**Task objective:**
Identify the lines that contain the string "look" and copy all of them.

**Excerpted records:**
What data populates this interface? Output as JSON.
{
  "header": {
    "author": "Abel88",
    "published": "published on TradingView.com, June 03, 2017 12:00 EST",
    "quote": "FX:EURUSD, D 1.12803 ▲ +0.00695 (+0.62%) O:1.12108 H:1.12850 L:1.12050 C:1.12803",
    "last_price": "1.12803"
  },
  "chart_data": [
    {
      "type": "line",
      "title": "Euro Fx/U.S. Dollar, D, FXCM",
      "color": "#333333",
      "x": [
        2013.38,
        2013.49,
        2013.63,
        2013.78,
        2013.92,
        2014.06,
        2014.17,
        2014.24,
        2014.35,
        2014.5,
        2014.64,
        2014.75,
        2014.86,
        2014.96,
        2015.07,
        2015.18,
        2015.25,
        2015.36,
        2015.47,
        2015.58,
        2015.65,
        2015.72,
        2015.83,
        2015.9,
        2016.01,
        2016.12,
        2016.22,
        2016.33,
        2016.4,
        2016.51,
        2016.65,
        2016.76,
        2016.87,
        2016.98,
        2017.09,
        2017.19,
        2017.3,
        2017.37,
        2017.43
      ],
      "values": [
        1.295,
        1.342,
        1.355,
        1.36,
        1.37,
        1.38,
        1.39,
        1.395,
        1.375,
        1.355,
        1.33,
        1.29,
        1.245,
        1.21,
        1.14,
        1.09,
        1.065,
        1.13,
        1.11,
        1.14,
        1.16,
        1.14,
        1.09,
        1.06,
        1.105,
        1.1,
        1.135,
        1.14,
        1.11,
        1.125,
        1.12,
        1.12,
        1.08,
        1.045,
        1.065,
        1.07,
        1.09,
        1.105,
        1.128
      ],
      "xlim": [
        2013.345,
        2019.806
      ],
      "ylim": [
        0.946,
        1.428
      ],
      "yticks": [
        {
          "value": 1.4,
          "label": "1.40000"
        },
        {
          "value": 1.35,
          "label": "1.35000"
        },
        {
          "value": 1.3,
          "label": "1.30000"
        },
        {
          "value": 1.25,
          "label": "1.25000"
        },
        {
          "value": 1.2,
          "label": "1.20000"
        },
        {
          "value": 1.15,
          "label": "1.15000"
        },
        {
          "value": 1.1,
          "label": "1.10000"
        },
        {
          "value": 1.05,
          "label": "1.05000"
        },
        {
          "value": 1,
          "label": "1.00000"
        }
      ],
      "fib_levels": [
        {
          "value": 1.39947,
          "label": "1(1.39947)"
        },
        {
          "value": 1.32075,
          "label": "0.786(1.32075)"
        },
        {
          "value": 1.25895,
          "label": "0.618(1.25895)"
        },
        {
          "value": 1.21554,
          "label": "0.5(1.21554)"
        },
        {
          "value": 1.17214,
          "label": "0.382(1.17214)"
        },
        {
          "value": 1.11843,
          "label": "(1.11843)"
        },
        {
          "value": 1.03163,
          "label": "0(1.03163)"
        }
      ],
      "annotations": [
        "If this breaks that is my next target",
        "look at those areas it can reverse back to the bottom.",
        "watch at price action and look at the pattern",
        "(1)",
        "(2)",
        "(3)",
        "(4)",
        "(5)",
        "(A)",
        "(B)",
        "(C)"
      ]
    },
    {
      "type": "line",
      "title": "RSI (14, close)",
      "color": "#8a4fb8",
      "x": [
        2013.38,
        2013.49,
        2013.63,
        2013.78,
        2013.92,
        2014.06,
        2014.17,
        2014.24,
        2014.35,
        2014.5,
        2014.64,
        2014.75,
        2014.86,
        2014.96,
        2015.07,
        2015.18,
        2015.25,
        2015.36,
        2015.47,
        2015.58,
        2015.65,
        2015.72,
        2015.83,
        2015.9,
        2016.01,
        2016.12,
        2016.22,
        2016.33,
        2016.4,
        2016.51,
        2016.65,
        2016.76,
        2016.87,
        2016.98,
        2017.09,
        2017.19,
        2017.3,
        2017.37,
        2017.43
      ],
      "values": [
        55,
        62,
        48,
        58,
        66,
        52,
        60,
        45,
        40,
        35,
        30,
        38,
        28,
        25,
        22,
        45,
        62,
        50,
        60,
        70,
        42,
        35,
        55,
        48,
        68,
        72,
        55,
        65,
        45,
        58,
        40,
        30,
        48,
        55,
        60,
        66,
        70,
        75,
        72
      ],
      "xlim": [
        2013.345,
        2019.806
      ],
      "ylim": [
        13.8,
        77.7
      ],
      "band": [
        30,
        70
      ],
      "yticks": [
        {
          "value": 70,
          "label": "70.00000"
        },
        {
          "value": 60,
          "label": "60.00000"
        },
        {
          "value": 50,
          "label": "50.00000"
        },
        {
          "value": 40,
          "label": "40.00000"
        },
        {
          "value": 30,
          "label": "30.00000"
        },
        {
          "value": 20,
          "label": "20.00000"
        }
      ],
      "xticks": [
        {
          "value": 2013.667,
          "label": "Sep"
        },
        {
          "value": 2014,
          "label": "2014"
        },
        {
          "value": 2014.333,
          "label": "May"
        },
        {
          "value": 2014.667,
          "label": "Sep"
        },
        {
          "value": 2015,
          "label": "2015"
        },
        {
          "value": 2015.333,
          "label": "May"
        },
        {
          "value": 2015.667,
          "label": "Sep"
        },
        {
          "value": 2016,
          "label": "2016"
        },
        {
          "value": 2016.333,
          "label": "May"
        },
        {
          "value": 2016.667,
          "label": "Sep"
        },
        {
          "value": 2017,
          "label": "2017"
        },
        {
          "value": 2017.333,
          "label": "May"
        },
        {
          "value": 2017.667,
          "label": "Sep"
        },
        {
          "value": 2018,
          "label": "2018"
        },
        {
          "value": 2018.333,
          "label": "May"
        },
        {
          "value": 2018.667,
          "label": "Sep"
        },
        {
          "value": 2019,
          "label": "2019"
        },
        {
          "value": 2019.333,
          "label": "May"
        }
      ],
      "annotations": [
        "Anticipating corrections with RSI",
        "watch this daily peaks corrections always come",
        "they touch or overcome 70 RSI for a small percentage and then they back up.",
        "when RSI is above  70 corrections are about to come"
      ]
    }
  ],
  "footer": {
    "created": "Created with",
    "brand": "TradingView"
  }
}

**Result for this exercise:**
        "look at those areas it can reverse back to the bottom.",
        "watch at price action and look at the pattern",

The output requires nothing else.